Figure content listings
* * *
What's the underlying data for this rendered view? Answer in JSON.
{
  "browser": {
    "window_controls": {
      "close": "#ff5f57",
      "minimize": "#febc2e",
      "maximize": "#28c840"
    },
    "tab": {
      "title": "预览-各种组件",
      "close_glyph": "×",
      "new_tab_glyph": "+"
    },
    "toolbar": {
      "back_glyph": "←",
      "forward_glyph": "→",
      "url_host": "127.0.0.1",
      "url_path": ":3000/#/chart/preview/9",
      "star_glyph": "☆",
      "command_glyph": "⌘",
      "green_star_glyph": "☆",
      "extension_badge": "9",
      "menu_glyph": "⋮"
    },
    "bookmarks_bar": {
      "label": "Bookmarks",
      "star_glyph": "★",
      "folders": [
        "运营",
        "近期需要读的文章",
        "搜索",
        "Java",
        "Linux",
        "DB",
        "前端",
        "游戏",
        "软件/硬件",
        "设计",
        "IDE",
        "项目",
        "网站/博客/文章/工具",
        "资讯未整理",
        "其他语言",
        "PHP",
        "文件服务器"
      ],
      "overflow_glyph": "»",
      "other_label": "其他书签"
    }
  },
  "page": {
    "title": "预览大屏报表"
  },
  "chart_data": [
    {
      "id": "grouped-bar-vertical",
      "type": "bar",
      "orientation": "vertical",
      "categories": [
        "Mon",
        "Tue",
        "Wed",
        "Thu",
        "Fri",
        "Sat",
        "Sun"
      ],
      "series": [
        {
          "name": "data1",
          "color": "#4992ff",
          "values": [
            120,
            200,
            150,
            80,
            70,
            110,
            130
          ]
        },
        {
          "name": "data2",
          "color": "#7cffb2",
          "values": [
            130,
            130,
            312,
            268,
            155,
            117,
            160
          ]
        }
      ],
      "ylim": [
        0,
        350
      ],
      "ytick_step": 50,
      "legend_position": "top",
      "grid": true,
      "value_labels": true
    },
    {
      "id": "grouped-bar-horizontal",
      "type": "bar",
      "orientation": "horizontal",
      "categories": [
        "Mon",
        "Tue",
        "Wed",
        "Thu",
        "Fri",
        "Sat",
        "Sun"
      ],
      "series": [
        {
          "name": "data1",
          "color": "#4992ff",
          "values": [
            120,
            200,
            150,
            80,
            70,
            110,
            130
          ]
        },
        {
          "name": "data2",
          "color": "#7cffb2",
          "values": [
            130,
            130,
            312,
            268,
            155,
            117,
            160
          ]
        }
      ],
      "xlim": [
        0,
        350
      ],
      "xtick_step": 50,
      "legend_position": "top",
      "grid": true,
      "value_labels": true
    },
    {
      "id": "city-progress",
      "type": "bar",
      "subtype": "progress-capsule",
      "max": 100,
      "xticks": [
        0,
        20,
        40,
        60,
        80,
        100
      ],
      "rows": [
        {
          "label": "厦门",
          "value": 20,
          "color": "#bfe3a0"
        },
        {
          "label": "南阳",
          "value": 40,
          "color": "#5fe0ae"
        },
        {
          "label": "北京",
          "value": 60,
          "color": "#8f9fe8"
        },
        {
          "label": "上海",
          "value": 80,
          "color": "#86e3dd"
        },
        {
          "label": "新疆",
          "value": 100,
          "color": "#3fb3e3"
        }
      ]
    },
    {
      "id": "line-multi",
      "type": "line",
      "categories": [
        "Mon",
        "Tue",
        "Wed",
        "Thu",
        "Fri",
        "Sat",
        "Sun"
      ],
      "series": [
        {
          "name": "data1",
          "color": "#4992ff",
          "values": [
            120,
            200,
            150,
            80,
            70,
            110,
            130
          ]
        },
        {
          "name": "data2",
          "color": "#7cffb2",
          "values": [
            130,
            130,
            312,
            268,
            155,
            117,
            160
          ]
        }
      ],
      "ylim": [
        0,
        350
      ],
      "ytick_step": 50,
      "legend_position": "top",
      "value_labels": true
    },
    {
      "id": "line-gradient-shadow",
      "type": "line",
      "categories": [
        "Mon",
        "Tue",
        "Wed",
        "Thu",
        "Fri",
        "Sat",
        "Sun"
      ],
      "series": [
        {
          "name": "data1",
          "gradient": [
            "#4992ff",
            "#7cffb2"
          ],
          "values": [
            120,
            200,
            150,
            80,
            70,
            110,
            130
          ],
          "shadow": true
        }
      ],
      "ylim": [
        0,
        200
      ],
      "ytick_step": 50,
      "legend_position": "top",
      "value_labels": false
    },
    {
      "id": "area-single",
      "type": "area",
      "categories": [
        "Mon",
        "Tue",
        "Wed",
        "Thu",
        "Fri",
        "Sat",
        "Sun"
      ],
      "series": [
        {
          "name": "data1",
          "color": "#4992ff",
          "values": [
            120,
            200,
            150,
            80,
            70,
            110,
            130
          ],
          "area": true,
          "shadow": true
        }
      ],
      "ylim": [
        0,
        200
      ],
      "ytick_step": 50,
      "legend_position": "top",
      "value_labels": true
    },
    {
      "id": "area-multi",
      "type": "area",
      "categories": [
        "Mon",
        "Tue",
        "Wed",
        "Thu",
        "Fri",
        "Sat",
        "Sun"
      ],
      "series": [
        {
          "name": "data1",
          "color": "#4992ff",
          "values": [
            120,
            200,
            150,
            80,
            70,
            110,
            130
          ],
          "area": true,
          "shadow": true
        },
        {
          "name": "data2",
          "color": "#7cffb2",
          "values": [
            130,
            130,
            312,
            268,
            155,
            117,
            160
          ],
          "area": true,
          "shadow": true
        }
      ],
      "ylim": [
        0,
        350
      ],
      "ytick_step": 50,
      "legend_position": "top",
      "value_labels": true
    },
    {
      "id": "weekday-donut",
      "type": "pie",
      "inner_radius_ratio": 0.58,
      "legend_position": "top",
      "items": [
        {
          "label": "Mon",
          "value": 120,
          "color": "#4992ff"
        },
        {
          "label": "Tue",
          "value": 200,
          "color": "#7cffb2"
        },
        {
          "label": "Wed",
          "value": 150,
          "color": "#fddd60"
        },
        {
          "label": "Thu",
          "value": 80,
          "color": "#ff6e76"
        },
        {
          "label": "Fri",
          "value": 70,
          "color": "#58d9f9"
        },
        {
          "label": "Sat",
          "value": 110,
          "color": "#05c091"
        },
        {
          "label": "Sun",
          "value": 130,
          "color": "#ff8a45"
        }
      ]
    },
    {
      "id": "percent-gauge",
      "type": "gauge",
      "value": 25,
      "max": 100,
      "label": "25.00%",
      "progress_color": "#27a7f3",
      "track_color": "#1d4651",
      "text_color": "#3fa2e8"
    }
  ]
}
* * *
## Your instructions:
Copy every line above in which the string "vertical" shows up.

## Exercise result:
      "id": "grouped-bar-vertical",
      "orientation": "vertical",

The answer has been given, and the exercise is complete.